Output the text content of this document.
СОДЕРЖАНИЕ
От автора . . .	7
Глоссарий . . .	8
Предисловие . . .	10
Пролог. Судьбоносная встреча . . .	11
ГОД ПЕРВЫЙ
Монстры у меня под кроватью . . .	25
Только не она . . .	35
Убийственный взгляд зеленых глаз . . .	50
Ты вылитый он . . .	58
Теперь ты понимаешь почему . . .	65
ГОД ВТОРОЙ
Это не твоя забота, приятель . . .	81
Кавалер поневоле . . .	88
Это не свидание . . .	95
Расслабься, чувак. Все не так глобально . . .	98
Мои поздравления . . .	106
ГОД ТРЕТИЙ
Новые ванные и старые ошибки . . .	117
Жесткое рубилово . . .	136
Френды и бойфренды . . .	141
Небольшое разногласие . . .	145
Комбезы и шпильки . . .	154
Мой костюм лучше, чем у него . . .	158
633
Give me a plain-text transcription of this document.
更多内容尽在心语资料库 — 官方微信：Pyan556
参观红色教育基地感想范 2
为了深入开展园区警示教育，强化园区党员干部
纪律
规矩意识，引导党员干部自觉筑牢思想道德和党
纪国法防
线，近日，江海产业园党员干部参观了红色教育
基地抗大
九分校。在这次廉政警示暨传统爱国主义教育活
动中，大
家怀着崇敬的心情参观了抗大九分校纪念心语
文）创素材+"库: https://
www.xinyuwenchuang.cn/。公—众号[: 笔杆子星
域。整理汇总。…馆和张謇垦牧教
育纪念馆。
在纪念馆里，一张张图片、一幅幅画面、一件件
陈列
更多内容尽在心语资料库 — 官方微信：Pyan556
++++++++++
Aim of the exercise ▸
Retype the entries one by one, exactly.

Result for this task ▸
Output the text content of this document.
СОДЕРЖАНИЕ
От автора . . .	7
Глоссарий . . .	8
Предисловие . . .	10
Пролог. Судьбоносная встреча . . .	11
ГОД ПЕРВЫЙ
Монстры у меня под кроватью . . .	25
Только не она . . .	35
Убийственный взгляд зеленых глаз . . .	50
Ты вылитый он . . .	58
Теперь ты понимаешь почему . . .	65
ГОД ВТОРОЙ
Это не твоя забота, приятель . . .	81
Кавалер поневоле . . .	88
Это не свидание . . .	95
Расслабься, чувак. Все не так глобально . . .	98
Мои поздравления . . .	106
ГОД ТРЕТИЙ
Новые ванные и старые ошибки . . .	117
Жесткое рубилово . . .	136
Френды и бойфренды . . .	141
Небольшое разногласие . . .	145
Комбезы и шпильки . . .	154
Мой костюм лучше, чем у него . . .	158
633
Give me a plain-text transcription of this document.
更多内容尽在心语资料库 — 官方微信：Pyan556
参观红色教育基地感想范 2
为了深入开展园区警示教育，强化园区党员干部
纪律
规矩意识，引导党员干部自觉筑牢思想道德和党
纪国法防
线，近日，江海产业园党员干部参观了红色教育
基地抗大
九分校。在这次廉政警示暨传统爱国主义教育活
动中，大
家怀着崇敬的心情参观了抗大九分校纪念心语
文）创素材+"库: https://
www.xinyuwenchuang.cn/。公—众号[: 笔杆子星
域。整理汇总。…馆和张謇垦牧教
育纪念馆。
在纪念馆里，一张张图片、一幅幅画面、一件件
陈列
更多内容尽在心语资料库 — 官方微信：Pyan556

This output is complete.